• **Given exercise**
Copy each line of the records that contains the word "cycles".

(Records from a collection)

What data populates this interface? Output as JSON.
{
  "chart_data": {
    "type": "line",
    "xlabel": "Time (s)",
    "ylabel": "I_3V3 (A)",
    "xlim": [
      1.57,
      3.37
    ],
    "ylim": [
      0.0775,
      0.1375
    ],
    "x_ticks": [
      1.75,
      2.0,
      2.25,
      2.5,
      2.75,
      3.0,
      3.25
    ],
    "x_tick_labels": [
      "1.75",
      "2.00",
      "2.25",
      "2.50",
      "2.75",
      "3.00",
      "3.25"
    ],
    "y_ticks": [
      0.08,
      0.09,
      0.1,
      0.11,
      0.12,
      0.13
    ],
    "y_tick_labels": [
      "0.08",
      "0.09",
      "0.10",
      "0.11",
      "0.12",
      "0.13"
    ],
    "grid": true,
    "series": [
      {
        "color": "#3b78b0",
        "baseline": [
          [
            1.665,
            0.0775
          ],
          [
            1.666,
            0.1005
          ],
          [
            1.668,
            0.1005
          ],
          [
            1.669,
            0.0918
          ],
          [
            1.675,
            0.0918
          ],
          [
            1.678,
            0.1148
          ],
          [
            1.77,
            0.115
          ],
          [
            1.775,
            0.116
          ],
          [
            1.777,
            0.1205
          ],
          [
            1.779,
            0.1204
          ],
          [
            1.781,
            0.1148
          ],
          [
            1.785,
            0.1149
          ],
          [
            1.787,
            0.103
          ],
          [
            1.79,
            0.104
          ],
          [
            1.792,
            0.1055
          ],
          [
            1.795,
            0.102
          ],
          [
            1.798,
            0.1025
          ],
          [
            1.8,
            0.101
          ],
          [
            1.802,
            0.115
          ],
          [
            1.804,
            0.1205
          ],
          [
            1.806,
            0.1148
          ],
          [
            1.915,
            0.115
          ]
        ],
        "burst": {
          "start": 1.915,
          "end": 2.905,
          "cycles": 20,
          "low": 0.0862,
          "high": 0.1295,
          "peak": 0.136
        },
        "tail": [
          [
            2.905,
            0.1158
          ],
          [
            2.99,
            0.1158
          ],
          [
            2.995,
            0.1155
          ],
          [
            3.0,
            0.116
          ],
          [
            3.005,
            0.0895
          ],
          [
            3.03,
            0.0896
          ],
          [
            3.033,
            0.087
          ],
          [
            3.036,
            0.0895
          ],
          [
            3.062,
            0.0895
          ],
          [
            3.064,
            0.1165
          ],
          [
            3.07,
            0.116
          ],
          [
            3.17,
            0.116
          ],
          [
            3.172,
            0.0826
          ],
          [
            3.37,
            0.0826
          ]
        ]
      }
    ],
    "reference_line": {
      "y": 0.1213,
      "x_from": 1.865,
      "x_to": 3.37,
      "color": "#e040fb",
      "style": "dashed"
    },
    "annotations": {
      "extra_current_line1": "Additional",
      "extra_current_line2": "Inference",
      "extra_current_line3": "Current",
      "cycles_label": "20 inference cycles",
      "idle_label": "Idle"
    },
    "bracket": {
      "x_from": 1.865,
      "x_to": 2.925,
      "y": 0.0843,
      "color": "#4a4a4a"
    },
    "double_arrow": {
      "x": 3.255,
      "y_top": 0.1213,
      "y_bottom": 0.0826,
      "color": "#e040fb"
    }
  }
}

• **Written reply**
          "cycles": 20,
      "cycles_label": "20 inference cycles",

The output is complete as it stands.